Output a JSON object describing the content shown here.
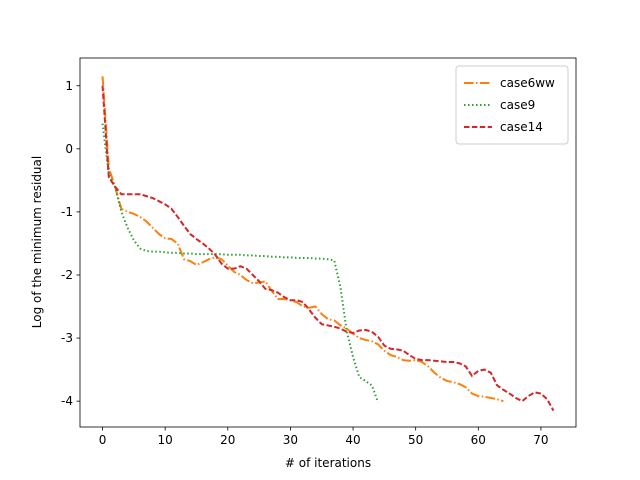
{
  "chart_data": {
    "type": "line",
    "xlabel": "# of iterations",
    "ylabel": "Log of the minimum residual",
    "xlim": [
      -3.6,
      75.6
    ],
    "ylim": [
      -4.41,
      1.44
    ],
    "xticks": [
      0,
      10,
      20,
      30,
      40,
      50,
      60,
      70
    ],
    "yticks": [
      1,
      0,
      -1,
      -2,
      -3,
      -4
    ],
    "legend": "upper right",
    "series": [
      {
        "name": "case6ww",
        "color": "#ff7f0e",
        "linestyle": "-.",
        "x": [
          0,
          1,
          2,
          3,
          4,
          5,
          6,
          7,
          8,
          9,
          10,
          11,
          12,
          13,
          14,
          15,
          16,
          17,
          18,
          19,
          20,
          21,
          22,
          23,
          24,
          25,
          26,
          27,
          28,
          29,
          30,
          31,
          32,
          33,
          34,
          35,
          36,
          37,
          38,
          39,
          40,
          41,
          42,
          43,
          44,
          45,
          46,
          47,
          48,
          49,
          50,
          51,
          52,
          53,
          54,
          55,
          56,
          57,
          58,
          59,
          60,
          61,
          62,
          63,
          64
        ],
        "values": [
          1.15,
          -0.3,
          -0.6,
          -0.95,
          -1.0,
          -1.03,
          -1.08,
          -1.15,
          -1.25,
          -1.35,
          -1.42,
          -1.43,
          -1.5,
          -1.75,
          -1.78,
          -1.84,
          -1.8,
          -1.75,
          -1.72,
          -1.75,
          -1.85,
          -1.95,
          -2.0,
          -2.08,
          -2.13,
          -2.12,
          -2.1,
          -2.25,
          -2.38,
          -2.38,
          -2.4,
          -2.43,
          -2.5,
          -2.52,
          -2.5,
          -2.62,
          -2.7,
          -2.72,
          -2.8,
          -2.85,
          -2.93,
          -3.0,
          -3.03,
          -3.05,
          -3.1,
          -3.2,
          -3.27,
          -3.3,
          -3.35,
          -3.36,
          -3.35,
          -3.38,
          -3.45,
          -3.55,
          -3.63,
          -3.68,
          -3.7,
          -3.73,
          -3.78,
          -3.88,
          -3.92,
          -3.93,
          -3.95,
          -3.97,
          -4.0
        ]
      },
      {
        "name": "case9",
        "color": "#2ca02c",
        "linestyle": ":",
        "x": [
          0,
          1,
          2,
          3,
          4,
          5,
          6,
          7,
          8,
          9,
          10,
          11,
          12,
          13,
          14,
          15,
          16,
          17,
          18,
          19,
          20,
          21,
          22,
          23,
          24,
          25,
          26,
          27,
          28,
          29,
          30,
          31,
          32,
          33,
          34,
          35,
          36,
          37,
          38,
          39,
          40,
          41,
          42,
          43,
          44
        ],
        "values": [
          0.4,
          -0.4,
          -0.6,
          -1.0,
          -1.25,
          -1.45,
          -1.58,
          -1.62,
          -1.63,
          -1.63,
          -1.64,
          -1.65,
          -1.65,
          -1.66,
          -1.66,
          -1.67,
          -1.67,
          -1.67,
          -1.67,
          -1.67,
          -1.68,
          -1.68,
          -1.68,
          -1.69,
          -1.69,
          -1.7,
          -1.7,
          -1.71,
          -1.71,
          -1.72,
          -1.72,
          -1.73,
          -1.73,
          -1.73,
          -1.74,
          -1.74,
          -1.75,
          -1.77,
          -2.2,
          -2.9,
          -3.3,
          -3.62,
          -3.68,
          -3.75,
          -4.02
        ]
      },
      {
        "name": "case14",
        "color": "#d62728",
        "linestyle": "--",
        "x": [
          0,
          1,
          2,
          3,
          4,
          5,
          6,
          7,
          8,
          9,
          10,
          11,
          12,
          13,
          14,
          15,
          16,
          17,
          18,
          19,
          20,
          21,
          22,
          23,
          24,
          25,
          26,
          27,
          28,
          29,
          30,
          31,
          32,
          33,
          34,
          35,
          36,
          37,
          38,
          39,
          40,
          41,
          42,
          43,
          44,
          45,
          46,
          47,
          48,
          49,
          50,
          51,
          52,
          53,
          54,
          55,
          56,
          57,
          58,
          59,
          60,
          61,
          62,
          63,
          64,
          65,
          66,
          67,
          68,
          69,
          70,
          71,
          72
        ],
        "values": [
          1.0,
          -0.45,
          -0.6,
          -0.72,
          -0.72,
          -0.72,
          -0.72,
          -0.75,
          -0.78,
          -0.83,
          -0.88,
          -0.95,
          -1.08,
          -1.22,
          -1.35,
          -1.43,
          -1.5,
          -1.58,
          -1.68,
          -1.82,
          -1.9,
          -1.9,
          -1.86,
          -1.9,
          -2.0,
          -2.1,
          -2.22,
          -2.24,
          -2.28,
          -2.35,
          -2.4,
          -2.4,
          -2.43,
          -2.55,
          -2.68,
          -2.78,
          -2.8,
          -2.82,
          -2.85,
          -2.9,
          -2.92,
          -2.88,
          -2.87,
          -2.9,
          -2.98,
          -3.12,
          -3.17,
          -3.18,
          -3.2,
          -3.27,
          -3.33,
          -3.35,
          -3.35,
          -3.36,
          -3.37,
          -3.38,
          -3.38,
          -3.4,
          -3.45,
          -3.6,
          -3.52,
          -3.5,
          -3.55,
          -3.75,
          -3.82,
          -3.88,
          -3.95,
          -4.0,
          -3.92,
          -3.86,
          -3.88,
          -3.97,
          -4.15
        ]
      }
    ]
  }
}
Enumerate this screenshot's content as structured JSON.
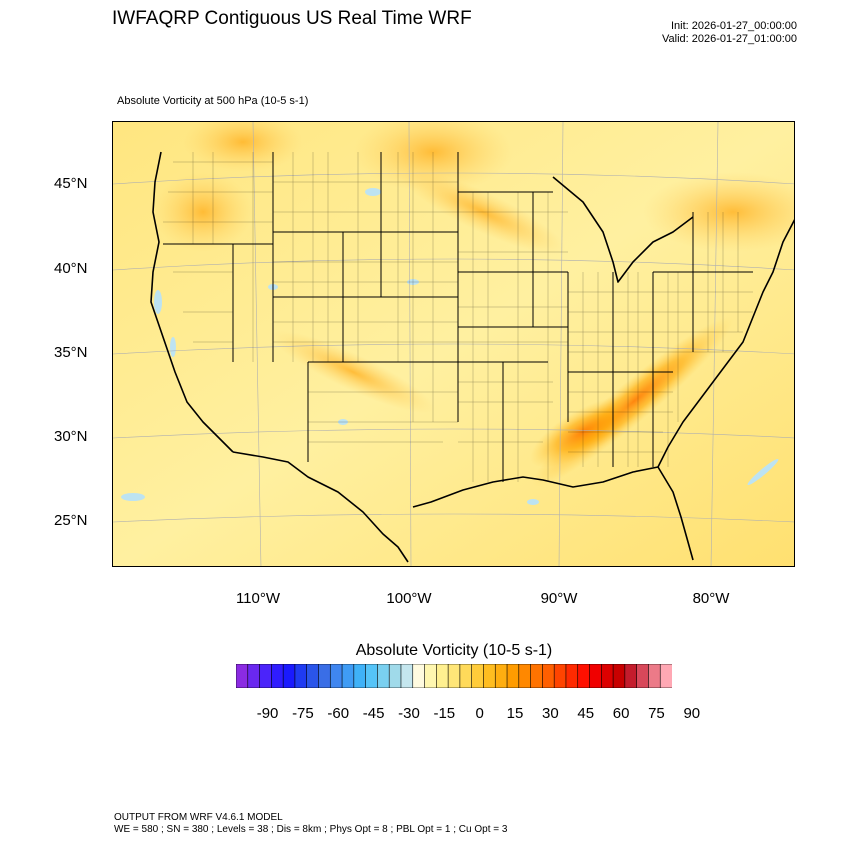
{
  "title": "IWFAQRP Contiguous US Real Time WRF",
  "init": "Init: 2026-01-27_00:00:00",
  "valid": "Valid: 2026-01-27_01:00:00",
  "subtitle": "Absolute Vorticity at 500 hPa   (10-5 s-1)",
  "lat_labels": [
    "45°N",
    "40°N",
    "35°N",
    "30°N",
    "25°N"
  ],
  "lon_labels": [
    "110°W",
    "100°W",
    "90°W",
    "80°W"
  ],
  "colorbar": {
    "title": "Absolute Vorticity  (10-5 s-1)",
    "tick_labels": [
      "-90",
      "-75",
      "-60",
      "-45",
      "-30",
      "-15",
      "0",
      "15",
      "30",
      "45",
      "60",
      "75",
      "90"
    ],
    "colors": [
      "#8b2be2",
      "#6a28f0",
      "#4b24fa",
      "#2f1cff",
      "#1a1aff",
      "#1f3bf2",
      "#2a55ea",
      "#3a6ee6",
      "#3f86f0",
      "#3f9cf5",
      "#3fb2f8",
      "#55c4f8",
      "#7ad0f0",
      "#a0daea",
      "#c4e6ee",
      "#fffbe0",
      "#fff7b0",
      "#fff090",
      "#ffe678",
      "#ffda5a",
      "#ffcc3a",
      "#ffbd20",
      "#ffae10",
      "#ff9c00",
      "#ff8800",
      "#ff7300",
      "#ff5f00",
      "#ff4400",
      "#ff2a00",
      "#ff1000",
      "#f00000",
      "#dc0000",
      "#c80000",
      "#c41c2c",
      "#d8485a",
      "#ec7a88",
      "#ffa8b4"
    ]
  },
  "footer_line1": "OUTPUT FROM WRF V4.6.1 MODEL",
  "footer_line2": "WE = 580 ; SN = 380 ; Levels = 38 ; Dis = 8km ; Phys Opt = 8 ; PBL Opt = 1 ; Cu Opt = 3",
  "colors": {
    "background_field": "#ffe27a",
    "land_base": "#fff0a0",
    "positive_high": "#ff8c1a",
    "negative": "#bde3f2"
  }
}
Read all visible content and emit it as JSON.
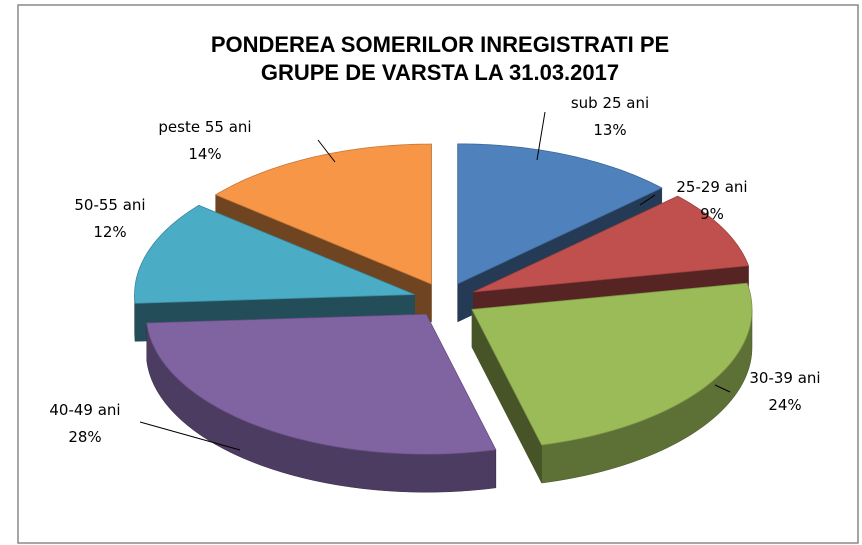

■ **What the task requires**
Find how many lines include the string "JSON" and report that number alone.

■ **The solution**
3